- Exercise objective
Go through the records line by line and work out how many lines hold the word "часть". Answer with the number only.

- Dataset records
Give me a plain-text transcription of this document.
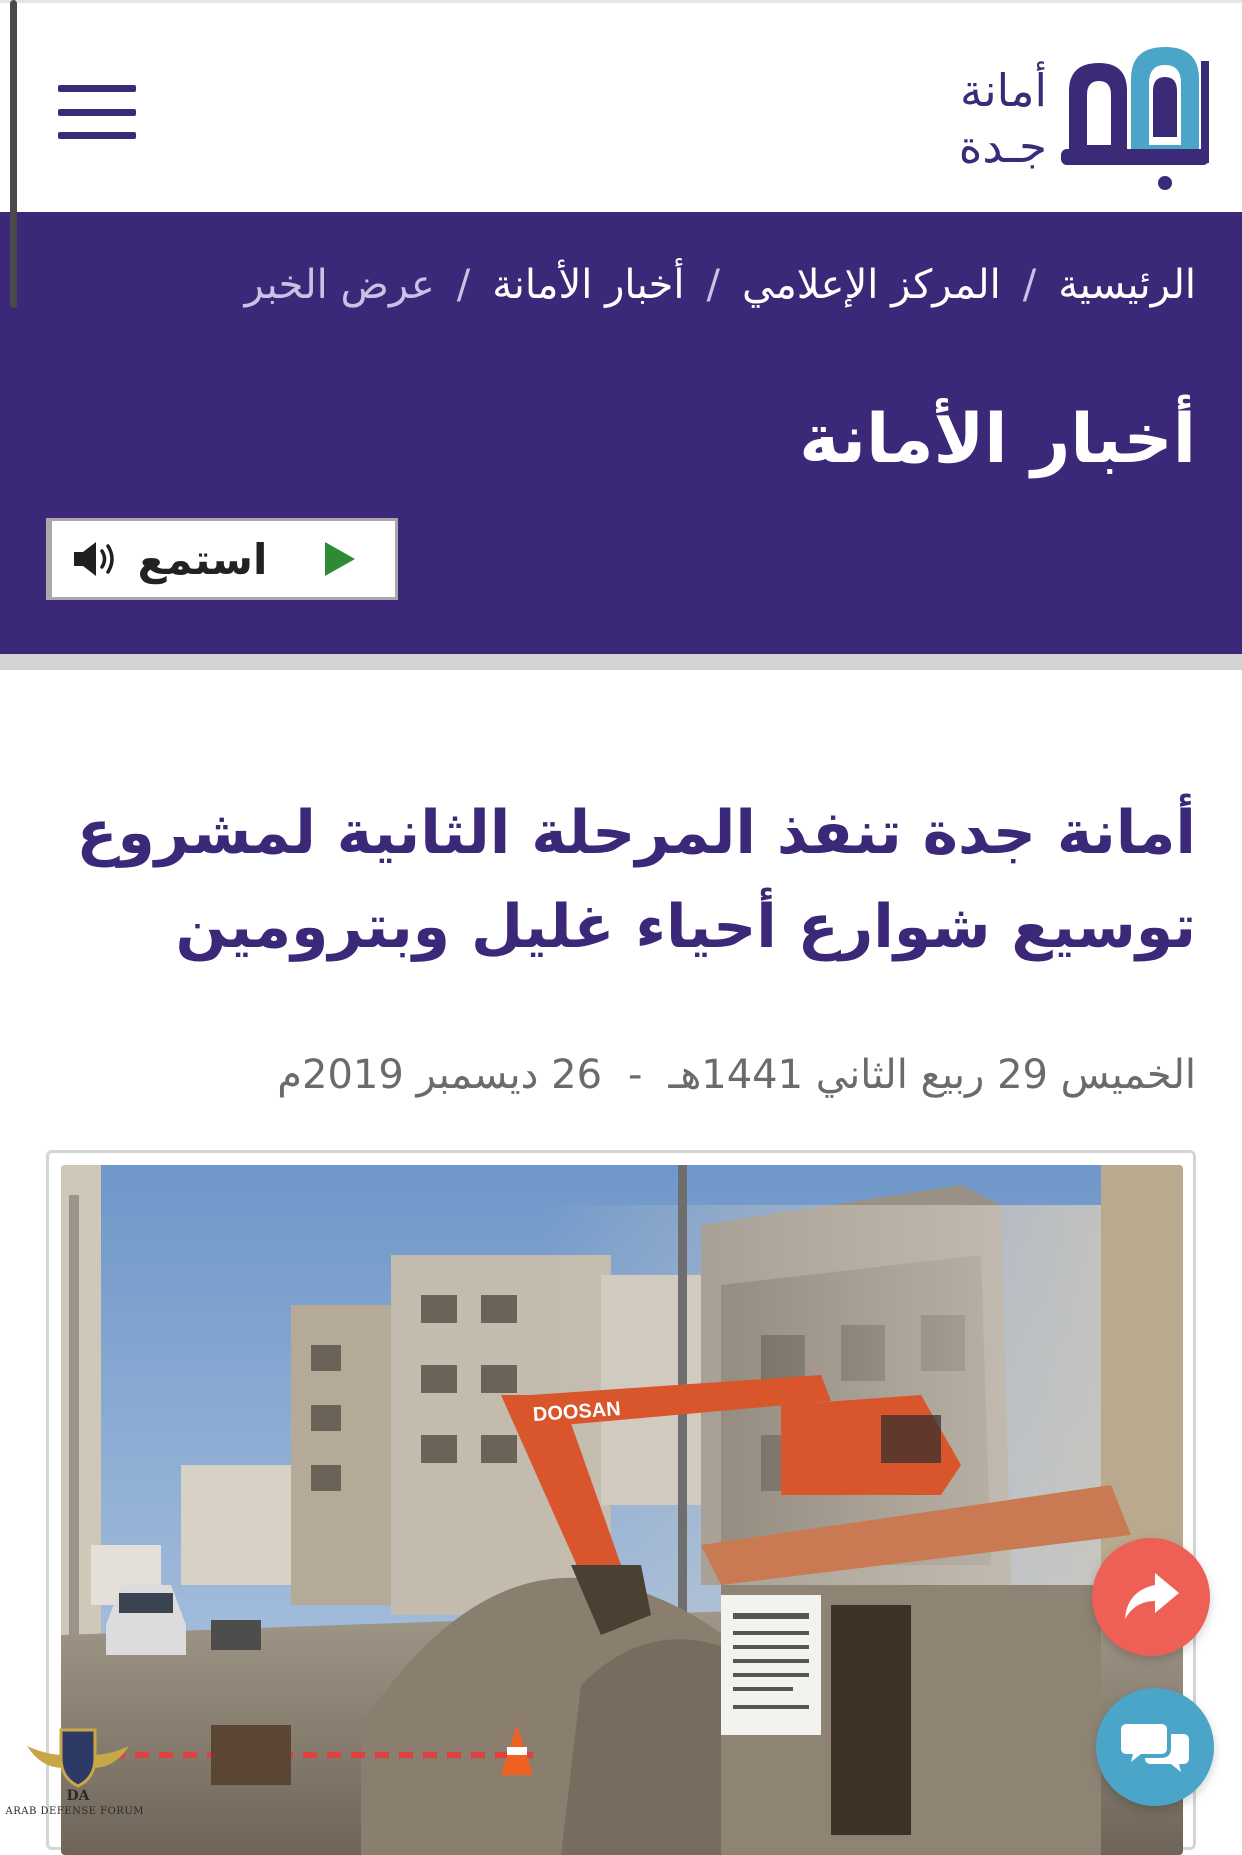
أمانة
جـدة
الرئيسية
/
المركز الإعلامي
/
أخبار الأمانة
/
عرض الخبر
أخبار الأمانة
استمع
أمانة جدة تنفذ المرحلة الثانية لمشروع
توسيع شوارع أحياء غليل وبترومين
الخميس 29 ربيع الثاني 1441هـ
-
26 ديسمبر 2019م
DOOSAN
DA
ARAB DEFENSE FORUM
==
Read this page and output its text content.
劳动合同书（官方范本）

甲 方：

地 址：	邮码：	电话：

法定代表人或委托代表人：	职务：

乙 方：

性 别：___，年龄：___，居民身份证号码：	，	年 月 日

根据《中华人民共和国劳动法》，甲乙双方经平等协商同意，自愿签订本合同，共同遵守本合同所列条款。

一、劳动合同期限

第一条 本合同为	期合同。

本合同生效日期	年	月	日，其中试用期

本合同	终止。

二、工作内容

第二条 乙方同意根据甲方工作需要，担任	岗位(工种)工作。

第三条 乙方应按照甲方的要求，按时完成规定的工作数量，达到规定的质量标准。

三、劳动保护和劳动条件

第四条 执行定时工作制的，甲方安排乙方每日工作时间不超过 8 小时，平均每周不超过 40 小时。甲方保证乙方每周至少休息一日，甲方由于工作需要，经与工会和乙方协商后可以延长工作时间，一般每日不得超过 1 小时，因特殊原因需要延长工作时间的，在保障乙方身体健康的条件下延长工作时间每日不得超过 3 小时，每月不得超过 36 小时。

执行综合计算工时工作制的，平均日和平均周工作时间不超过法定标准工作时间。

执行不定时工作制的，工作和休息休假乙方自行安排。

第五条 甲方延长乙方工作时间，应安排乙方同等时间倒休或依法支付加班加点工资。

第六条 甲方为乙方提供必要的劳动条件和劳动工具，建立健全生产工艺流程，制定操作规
==
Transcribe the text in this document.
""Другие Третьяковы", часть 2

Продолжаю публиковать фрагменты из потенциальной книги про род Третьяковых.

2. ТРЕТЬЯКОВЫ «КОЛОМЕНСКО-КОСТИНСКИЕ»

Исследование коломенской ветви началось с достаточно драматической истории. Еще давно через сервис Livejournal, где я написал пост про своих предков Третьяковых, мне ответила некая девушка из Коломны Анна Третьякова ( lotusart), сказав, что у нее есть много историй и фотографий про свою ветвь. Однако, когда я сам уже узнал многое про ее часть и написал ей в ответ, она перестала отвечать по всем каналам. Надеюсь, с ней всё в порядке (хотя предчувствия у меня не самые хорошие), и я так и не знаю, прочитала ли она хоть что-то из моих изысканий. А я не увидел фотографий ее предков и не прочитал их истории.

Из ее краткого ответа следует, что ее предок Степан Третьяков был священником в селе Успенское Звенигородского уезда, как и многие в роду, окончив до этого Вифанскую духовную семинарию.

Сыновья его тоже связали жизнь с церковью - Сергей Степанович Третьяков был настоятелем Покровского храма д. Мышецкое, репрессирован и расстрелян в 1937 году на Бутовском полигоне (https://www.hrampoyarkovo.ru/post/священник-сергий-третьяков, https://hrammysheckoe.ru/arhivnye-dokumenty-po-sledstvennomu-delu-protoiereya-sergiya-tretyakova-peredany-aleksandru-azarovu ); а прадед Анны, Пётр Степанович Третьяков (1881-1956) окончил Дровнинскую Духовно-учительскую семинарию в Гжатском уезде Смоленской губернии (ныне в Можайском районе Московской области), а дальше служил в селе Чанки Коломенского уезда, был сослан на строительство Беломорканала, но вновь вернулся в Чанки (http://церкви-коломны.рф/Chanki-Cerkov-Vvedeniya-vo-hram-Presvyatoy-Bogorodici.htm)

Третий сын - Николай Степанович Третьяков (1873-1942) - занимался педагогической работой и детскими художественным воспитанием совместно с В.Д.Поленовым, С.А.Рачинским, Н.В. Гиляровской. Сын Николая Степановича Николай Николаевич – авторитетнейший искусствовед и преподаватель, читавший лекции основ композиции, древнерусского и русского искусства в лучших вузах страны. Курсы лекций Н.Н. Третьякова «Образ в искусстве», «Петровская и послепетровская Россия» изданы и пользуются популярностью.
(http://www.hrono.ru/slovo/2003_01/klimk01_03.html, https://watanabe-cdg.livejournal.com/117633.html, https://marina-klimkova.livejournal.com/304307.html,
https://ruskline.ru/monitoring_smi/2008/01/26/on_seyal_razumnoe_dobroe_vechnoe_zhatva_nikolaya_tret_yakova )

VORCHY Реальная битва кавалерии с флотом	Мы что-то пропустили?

- Output for this exercise
2